WHAT TO DO
Leaving out the pictures, please retype each record exactly.

DATA SHOWN
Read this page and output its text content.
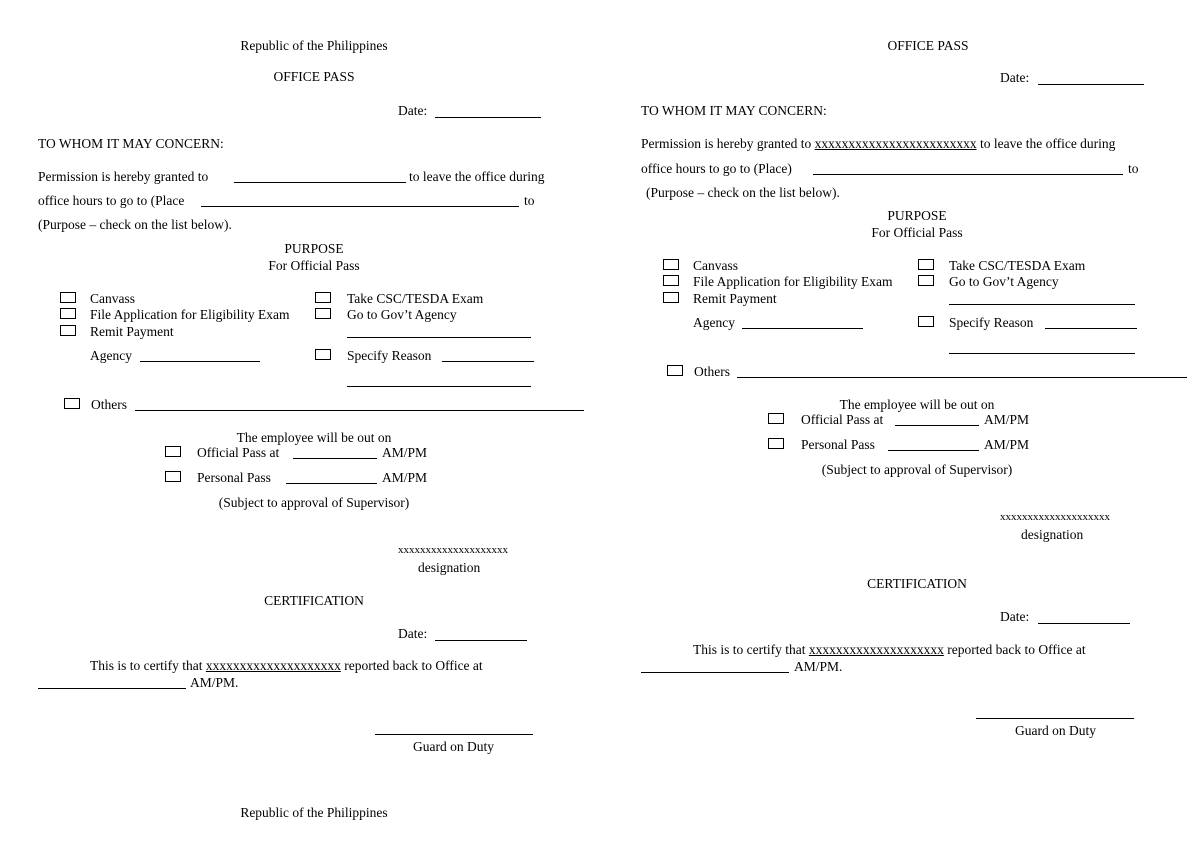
Republic of the Philippines
OFFICE PASS
Date:
TO WHOM IT MAY CONCERN:
Permission is hereby granted to	to leave the office during
office hours to go to (Place	to
(Purpose – check on the list below).
PURPOSE
For Official Pass
Canvass
File Application for Eligibility Exam
Remit Payment
Agency
Take CSC/TESDA Exam
Go to Gov’t Agency
Specify Reason
Others
The employee will be out on
Official Pass at	AM/PM
Personal Pass	AM/PM
(Subject to approval of Supervisor)
xxxxxxxxxxxxxxxxxxxx
designation
CERTIFICATION
Date:
This is to certify that xxxxxxxxxxxxxxxxxxxx reported back to Office at
AM/PM.
Guard on Duty
Republic of the Philippines
OFFICE PASS
Date:
TO WHOM IT MAY CONCERN:
Permission is hereby granted to xxxxxxxxxxxxxxxxxxxxxxxx to leave the office during
office hours to go to (Place)	to
(Purpose – check on the list below).
PURPOSE
For Official Pass
Canvass
File Application for Eligibility Exam
Remit Payment
Agency
Take CSC/TESDA Exam
Go to Gov’t Agency
Specify Reason
Others
The employee will be out on
Official Pass at	AM/PM
Personal Pass	AM/PM
(Subject to approval of Supervisor)
xxxxxxxxxxxxxxxxxxxx
designation
CERTIFICATION
Date:
This is to certify that xxxxxxxxxxxxxxxxxxxx reported back to Office at
AM/PM.
Guard on Duty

RESULT FOR THIS EXERCISE
Read this page and output its text content.
Republic of the Philippines
OFFICE PASS
Date:
TO WHOM IT MAY CONCERN:
Permission is hereby granted to	to leave the office during
office hours to go to (Place	to
(Purpose – check on the list below).
PURPOSE
For Official Pass
Canvass
File Application for Eligibility Exam
Remit Payment
Agency
Take CSC/TESDA Exam
Go to Gov’t Agency
Specify Reason
Others
The employee will be out on
Official Pass at	AM/PM
Personal Pass	AM/PM
(Subject to approval of Supervisor)
xxxxxxxxxxxxxxxxxxxx
designation
CERTIFICATION
Date:
This is to certify that xxxxxxxxxxxxxxxxxxxx reported back to Office at
AM/PM.
Guard on Duty
Republic of the Philippines
OFFICE PASS
Date:
TO WHOM IT MAY CONCERN:
Permission is hereby granted to xxxxxxxxxxxxxxxxxxxxxxxx to leave the office during
office hours to go to (Place)	to
(Purpose – check on the list below).
PURPOSE
For Official Pass
Canvass
File Application for Eligibility Exam
Remit Payment
Agency
Take CSC/TESDA Exam
Go to Gov’t Agency
Specify Reason
Others
The employee will be out on
Official Pass at	AM/PM
Personal Pass	AM/PM
(Subject to approval of Supervisor)
xxxxxxxxxxxxxxxxxxxx
designation
CERTIFICATION
Date:
This is to certify that xxxxxxxxxxxxxxxxxxxx reported back to Office at
AM/PM.
Guard on Duty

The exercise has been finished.